=== WORK TO COMPLETE ===
Find the word "durante" in the listing. Copy out each line where it occurs.

=== ENTRIES SHOWN ===
++++++
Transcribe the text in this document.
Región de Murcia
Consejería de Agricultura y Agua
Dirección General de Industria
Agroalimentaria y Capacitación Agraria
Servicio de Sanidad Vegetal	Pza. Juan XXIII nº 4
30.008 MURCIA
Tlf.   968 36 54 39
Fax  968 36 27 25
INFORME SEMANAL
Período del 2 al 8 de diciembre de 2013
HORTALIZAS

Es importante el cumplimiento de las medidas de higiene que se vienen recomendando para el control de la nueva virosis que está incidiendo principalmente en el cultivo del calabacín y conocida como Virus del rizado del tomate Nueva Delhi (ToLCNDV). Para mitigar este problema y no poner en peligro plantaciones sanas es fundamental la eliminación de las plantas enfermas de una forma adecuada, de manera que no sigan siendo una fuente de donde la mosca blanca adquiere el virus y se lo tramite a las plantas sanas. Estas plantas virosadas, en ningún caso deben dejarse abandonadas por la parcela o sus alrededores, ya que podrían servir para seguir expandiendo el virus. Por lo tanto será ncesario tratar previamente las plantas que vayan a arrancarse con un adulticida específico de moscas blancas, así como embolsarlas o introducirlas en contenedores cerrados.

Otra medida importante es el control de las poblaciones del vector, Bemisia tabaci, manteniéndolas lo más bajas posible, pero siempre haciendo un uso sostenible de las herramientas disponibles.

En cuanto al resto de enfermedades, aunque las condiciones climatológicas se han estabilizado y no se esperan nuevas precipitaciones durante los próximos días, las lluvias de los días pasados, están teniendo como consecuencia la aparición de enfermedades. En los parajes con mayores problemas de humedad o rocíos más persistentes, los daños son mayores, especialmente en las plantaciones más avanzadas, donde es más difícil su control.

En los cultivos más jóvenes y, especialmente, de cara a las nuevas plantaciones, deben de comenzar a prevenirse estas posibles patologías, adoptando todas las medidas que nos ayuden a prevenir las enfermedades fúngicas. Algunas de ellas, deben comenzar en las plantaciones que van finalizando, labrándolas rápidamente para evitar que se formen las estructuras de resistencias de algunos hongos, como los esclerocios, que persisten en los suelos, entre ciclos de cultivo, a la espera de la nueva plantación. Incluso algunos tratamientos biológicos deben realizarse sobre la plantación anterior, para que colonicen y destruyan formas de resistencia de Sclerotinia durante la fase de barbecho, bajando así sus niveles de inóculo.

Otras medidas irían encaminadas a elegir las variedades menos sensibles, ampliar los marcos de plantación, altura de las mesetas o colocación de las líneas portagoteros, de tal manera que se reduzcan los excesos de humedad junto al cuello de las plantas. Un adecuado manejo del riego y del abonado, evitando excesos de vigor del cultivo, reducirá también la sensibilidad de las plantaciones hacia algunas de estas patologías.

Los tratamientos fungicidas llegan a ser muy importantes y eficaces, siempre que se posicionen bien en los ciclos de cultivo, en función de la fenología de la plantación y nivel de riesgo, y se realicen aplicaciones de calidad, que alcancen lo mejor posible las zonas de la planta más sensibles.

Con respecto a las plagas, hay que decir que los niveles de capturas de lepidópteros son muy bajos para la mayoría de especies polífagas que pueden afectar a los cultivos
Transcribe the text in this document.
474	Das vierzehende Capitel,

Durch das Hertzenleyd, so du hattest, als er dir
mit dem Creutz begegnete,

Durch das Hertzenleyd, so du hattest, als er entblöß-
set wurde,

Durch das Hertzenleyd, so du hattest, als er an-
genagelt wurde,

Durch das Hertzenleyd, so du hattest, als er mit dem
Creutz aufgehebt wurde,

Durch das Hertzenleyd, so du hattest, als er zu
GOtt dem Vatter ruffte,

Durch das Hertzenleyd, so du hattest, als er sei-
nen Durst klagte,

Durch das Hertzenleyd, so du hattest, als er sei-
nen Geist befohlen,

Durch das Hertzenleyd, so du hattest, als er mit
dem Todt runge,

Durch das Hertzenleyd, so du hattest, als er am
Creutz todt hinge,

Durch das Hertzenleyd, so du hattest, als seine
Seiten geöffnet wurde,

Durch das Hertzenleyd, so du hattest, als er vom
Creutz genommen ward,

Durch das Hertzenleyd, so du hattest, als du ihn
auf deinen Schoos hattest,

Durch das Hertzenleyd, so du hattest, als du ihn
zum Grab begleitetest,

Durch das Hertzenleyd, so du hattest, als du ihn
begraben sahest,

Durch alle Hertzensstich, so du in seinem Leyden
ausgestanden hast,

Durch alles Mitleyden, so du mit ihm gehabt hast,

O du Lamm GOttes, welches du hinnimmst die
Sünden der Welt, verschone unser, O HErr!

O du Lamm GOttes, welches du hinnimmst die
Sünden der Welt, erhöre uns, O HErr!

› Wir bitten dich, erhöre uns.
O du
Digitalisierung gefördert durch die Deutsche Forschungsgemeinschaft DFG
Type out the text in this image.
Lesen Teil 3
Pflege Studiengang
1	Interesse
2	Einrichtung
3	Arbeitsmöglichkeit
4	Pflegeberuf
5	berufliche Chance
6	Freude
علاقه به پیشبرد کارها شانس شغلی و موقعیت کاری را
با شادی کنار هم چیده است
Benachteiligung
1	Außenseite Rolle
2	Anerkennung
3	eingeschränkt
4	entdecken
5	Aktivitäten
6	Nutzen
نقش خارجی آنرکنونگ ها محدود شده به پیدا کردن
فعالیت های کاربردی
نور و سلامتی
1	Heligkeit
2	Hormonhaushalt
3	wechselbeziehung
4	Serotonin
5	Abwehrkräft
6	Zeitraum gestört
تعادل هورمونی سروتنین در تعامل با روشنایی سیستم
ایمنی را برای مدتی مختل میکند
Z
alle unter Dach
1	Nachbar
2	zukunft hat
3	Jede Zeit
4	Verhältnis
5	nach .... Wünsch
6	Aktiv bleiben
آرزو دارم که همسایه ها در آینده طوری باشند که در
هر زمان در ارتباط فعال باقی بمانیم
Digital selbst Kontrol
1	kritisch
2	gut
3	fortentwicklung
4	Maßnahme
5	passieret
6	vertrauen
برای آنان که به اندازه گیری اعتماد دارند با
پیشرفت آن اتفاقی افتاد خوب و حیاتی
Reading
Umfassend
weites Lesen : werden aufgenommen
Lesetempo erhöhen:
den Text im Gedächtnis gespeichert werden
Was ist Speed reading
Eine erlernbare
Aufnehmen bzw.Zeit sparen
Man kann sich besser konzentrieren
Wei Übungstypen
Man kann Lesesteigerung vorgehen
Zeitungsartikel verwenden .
++++++
=== RESPONSE TO THIS EXERCISE ===
En cuanto al resto de enfermedades, aunque las condiciones climatológicas se han estabilizado y no se esperan nuevas precipitaciones durante los próximos días, las lluvias de los días pasados, están teniendo como consecuencia la aparición de enfermedades. En los parajes con mayores problemas de humedad o rocíos más persistentes, los daños son mayores, especialmente en las plantaciones más avanzadas, donde es más difícil su control.
En los cultivos más jóvenes y, especialmente, de cara a las nuevas plantaciones, deben de comenzar a prevenirse estas posibles patologías, adoptando todas las medidas que nos ayuden a prevenir las enfermedades fúngicas. Algunas de ellas, deben comenzar en las plantaciones que van finalizando, labrándolas rápidamente para evitar que se formen las estructuras de resistencias de algunos hongos, como los esclerocios, que persisten en los suelos, entre ciclos de cultivo, a la espera de la nueva plantación. Incluso algunos tratamientos biológicos deben realizarse sobre la plantación anterior, para que colonicen y destruyan formas de resistencia de Sclerotinia durante la fase de barbecho, bajando así sus niveles de inóculo.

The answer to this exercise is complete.